● **Document excerpt**:
IBM Power Systems, running with IBM PowerVM virtualization, are powerful Linux

server hardware platforms designed for industry standard Linux distributions, such as

Red Hat and SUSE, as well as independent software vendors’ and open source

applications. The performance advantages of Power Systems over their competition

allow programs to access data more rapidly. An IBM PowerLinux 7R2 System, with

eight cores and per-physical-core licensed PowerVM, is as much as 47 percent more cost

effective than a competing x86-based system from HP (which requires 16 cores to match

the PowerLinux 7R2 performance).

As shown in Figure 1 below, a PowerLinux 7R2 system performs roughly twice as many

transactions per second as an x86-based system with the same number of physical cores,

when the number of hosted virtual machines (VM) is selected to maximize utilization. In

fact, an x86-based system cannot match the performance of a PowerLinux 7R2 system

with a half as many physical cores in a virtualized environment. This white paper

examines these relationships to establish a basis for cost calculations, which compare

systems of equivalent real-world processing power.

● **Stored data**:
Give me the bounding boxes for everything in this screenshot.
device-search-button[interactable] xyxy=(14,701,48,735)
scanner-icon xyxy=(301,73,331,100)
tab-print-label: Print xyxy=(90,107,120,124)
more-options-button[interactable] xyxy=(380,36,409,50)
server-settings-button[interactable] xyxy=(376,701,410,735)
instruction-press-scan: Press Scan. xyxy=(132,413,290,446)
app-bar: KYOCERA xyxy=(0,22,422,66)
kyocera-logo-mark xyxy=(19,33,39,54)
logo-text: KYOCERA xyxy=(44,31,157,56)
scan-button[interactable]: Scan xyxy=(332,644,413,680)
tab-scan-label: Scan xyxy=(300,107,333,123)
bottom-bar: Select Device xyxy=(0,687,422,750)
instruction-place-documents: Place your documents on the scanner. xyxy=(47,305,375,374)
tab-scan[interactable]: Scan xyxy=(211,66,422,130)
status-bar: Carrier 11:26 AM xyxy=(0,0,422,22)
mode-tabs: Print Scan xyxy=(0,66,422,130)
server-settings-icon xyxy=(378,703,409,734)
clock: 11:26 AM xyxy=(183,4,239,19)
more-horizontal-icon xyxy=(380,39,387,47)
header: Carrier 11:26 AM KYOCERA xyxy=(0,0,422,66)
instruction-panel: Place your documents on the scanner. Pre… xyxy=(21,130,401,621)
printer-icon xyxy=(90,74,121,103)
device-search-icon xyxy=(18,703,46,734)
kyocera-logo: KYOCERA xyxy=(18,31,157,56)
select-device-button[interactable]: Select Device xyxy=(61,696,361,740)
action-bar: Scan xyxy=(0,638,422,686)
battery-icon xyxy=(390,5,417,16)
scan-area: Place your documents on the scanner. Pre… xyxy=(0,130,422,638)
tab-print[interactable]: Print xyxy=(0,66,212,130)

● **Aim of the exercise**: Rewrite the part of the PowerLinux excerpt that opens with the words "transactions per second" and closes with "real-world processing power.", swapping "white paper" for "report".

● **Solution to the problem**:
transactions per second as an x86-based system with the same number of physical cores,

when the number of hosted virtual machines (VM) is selected to maximize utilization. In

fact, an x86-based system cannot match the performance of a PowerLinux 7R2 system

with a half as many physical cores in a virtualized environment. This report

examines these relationships to establish a basis for cost calculations, which compare

systems of equivalent real-world processing power.